▶ EXTRAIT CITÉ:
☆ ☆ ☆

L'autre problème réside dans la segmentation de la communication : les internautes communiquent prioritairement avec des personnes qui ont les mêmes idées qu'eux. Cela favorise un certain type de militantisme : d'une part, il est plus aisé de partager des opinions rares, notamment grâce à la réduction des coûts de communication et, d'autre part, des « îlots de pensées » homogènes se forment, ce qui soulève des difficultés.
Des dispositifs incitatifs doivent être mis en oeuvre par la puissance publique pour encourager les sites Internet visant à confronter des opinions diverses et opposées.
Mme Corinne Bouchoux. - Au vu de votre analyse et de votre exposé, que pensez-vous des mesures qui tendent à limiter dans la durée l'exercice des responsabilités, comme pour le Président de la République avec deux mandats consécutifs ? Ces règles sont-elles nécessaires pour endiguer la perte de confiance des citoyens ? Est-ce une piste intéressante pour le renouvellement ?
M. Henri Cabanel, président. - Je voulais aussi vous interroger sur le cumul des mandats.
M. Bernard Manin. - Sur la limitation du nombre de mandats dans temps, j'ai changé d'opinion. J'ai longtemps été plutôt hostile à cette mesure : en effet, pourquoi forcer des élus qui donnent satisfaction à quitter leur poste en vertu d'une règle automatique ? Pour moi, c'était l'argument décisif. Je crois toujours à cet objectif - permettre une sélection des personnes qui réussissent dans leurs fonctions - mais un autre impératif existe : instaurer la diversité et combattre le sentiment de l'éloignement. Certes, il peut entrer du symbolisme mais il faut accepter que le symbole exerce des effets politiques et réels. Avec prudence, j'estime que le symbolisme du renouvellement serait favorable pour les institutions représentatives. À peser les deux considérations, la seconde me paraît plus forte que la première maintenant.
M. Didier Mandelli. - Je partage votre analyse sur les institutions : elles ont fait preuve de leur solidité. Le constat s'est imposé que le politique a failli depuis près de trente ans et n'a pas réussi à répondre aux attentes des citoyens, ce qui conduit à des questions qui expliquent cette mission d'information qui a pour but de trouver des solutions.
S'agissant de l'éloignement et de l'abstention en matière électorale, deux scrutins se dégagent : les élections municipales et l'élection du Président de la Républiques. Dans les deux cas, les limites de la circonscription sont bien identifiées. Et le candidat est attaché à ce territoire. Pour les élections régionales et européennes, le scrutin est de liste et à la représentation proportionnelle dans des circonscriptions peu identifiées, avec des grands régions aux limites redéfinies. Il y a une difficulté à rattacher l'homme au territoire. Par exemple, avec les élections départementales, la présence de deux élus sur un même territoire perturbe fortement : qui s'exprime ? Sur quel sujet ?

☆ ☆ ☆

▶ Données enregistrées:
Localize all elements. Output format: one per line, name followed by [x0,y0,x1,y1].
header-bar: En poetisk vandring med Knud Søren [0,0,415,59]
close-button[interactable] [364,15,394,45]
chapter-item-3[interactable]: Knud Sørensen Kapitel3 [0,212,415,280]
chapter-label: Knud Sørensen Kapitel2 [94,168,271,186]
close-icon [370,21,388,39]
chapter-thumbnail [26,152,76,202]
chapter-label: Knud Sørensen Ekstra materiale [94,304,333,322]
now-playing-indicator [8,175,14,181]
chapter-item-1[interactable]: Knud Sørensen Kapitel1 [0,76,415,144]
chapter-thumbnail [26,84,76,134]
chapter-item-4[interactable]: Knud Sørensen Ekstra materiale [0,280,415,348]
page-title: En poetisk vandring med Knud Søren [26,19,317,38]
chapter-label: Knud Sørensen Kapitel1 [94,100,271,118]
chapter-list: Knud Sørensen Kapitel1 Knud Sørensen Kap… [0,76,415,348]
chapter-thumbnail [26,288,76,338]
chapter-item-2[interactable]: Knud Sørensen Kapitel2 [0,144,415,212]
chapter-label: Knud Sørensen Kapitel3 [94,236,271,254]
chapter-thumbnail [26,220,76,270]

☆ ☆ ☆

▶ CONSIGNES:
[a] Donnez les noms de toutes les personnes qui prennent la parole dans l'extrait sur la représentation politique.
[b] D'après l'extrait sur la représentation politique, les affirmations suivantes sont-elles exactes ? Répondez par oui ou par non et citez les mots décisifs. (i) Bernard Manin a toujours soutenu la limitation du nombre de mandats. (ii) Pour les élections régionales et européennes, le scrutin est de liste et à la proportionnelle. (iii) Didier Mandelli juge que les institutions se sont montrées solides.
[c] Poursuivez l'extrait sur la représentation politique à partir de sa dernière phrase.

▶ RÉPONSES FINALES:
[a] Mme Corinne Bouchoux, M. Henri Cabanel, M. Bernard Manin, M. Didier Mandelli

[b]
(i) Non : « J'ai longtemps été plutôt hostile à cette mesure »
(ii) Oui : « le scrutin est de liste et à la représentation proportionnelle »
(iii) Oui : « elles ont fait preuve de leur solidité »

[c]
Quel que soit le mode de scrutin, je retiens le faible engagement des plus jeunes, avec moins de 50 % des jeunes qui votent, et le phénomène s'aggrave : comment les intéresser à travers les nouveaux outils ? Il faut imaginer de nouvelles formes d'expression pour la population, au-delà des conseils de quartier, etc. Pour l'illustrer, lors de la consultation sur le schéma de cohérence territoriale (SCOT) couvrant 120 000 habitants, l'enquête publique a réuni 14 avis, pour passer ensuite près de deux heures à dépouiller, à discuter et à extrapoler à partir d'avis de participants très loin d'être représentatifs.
M. Bernard Manin. - S'agissant de la participation électorale, je ne comprends pas le refus en France du vote obligatoire. Il fonctionne en Belgique et en Australie et ne pose pas de difficultés particulières. J'y serais favorable, sous réserve de décompter séparément le vote blanc.
Dans l'ensemble des démocraties, les jeunes votent moins et de manière intermittente mais ils peuvent parfois se mobiliser. Globalement, ils ne sont pas sociabilisés dans la participation systématique.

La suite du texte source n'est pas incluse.